> [DO THIS] Of all the lines in the material, how many include the word "ranking"? Give only the number.

> [EXERCISE INPUT]
——

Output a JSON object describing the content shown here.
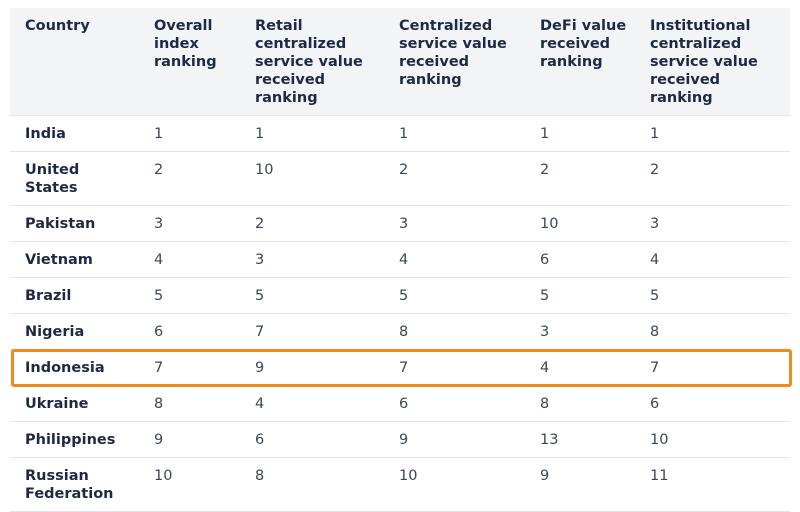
{
  "table": {
    "headers": [
      "Country",
      "Overall index ranking",
      "Retail centralized service value received ranking",
      "Centralized service value received ranking",
      "DeFi value received ranking",
      "Institutional centralized service value received ranking"
    ],
    "rows": [
      [
        "India",
        "1",
        "1",
        "1",
        "1",
        "1"
      ],
      [
        "United States",
        "2",
        "10",
        "2",
        "2",
        "2"
      ],
      [
        "Pakistan",
        "3",
        "2",
        "3",
        "10",
        "3"
      ],
      [
        "Vietnam",
        "4",
        "3",
        "4",
        "6",
        "4"
      ],
      [
        "Brazil",
        "5",
        "5",
        "5",
        "5",
        "5"
      ],
      [
        "Nigeria",
        "6",
        "7",
        "8",
        "3",
        "8"
      ],
      [
        "Indonesia",
        "7",
        "9",
        "7",
        "4",
        "7"
      ],
      [
        "Ukraine",
        "8",
        "4",
        "6",
        "8",
        "6"
      ],
      [
        "Philippines",
        "9",
        "6",
        "9",
        "13",
        "10"
      ],
      [
        "Russian Federation",
        "10",
        "8",
        "10",
        "9",
        "11"
      ]
    ]
  }
}
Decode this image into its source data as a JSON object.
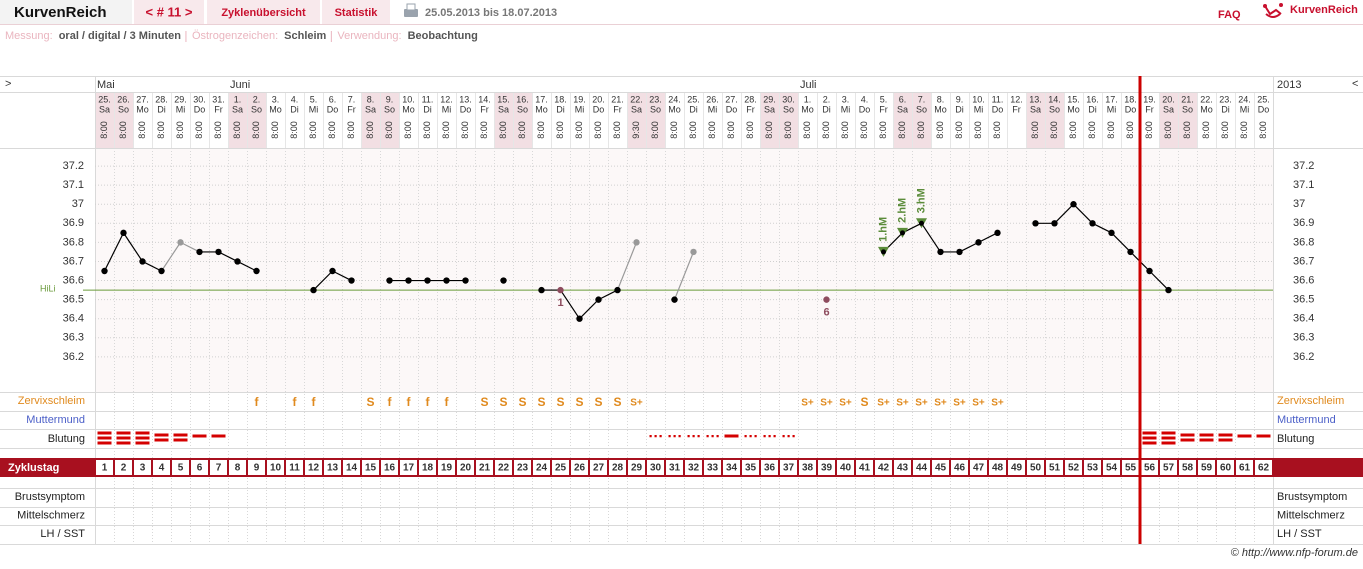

——

> [RESULT BELOW] 5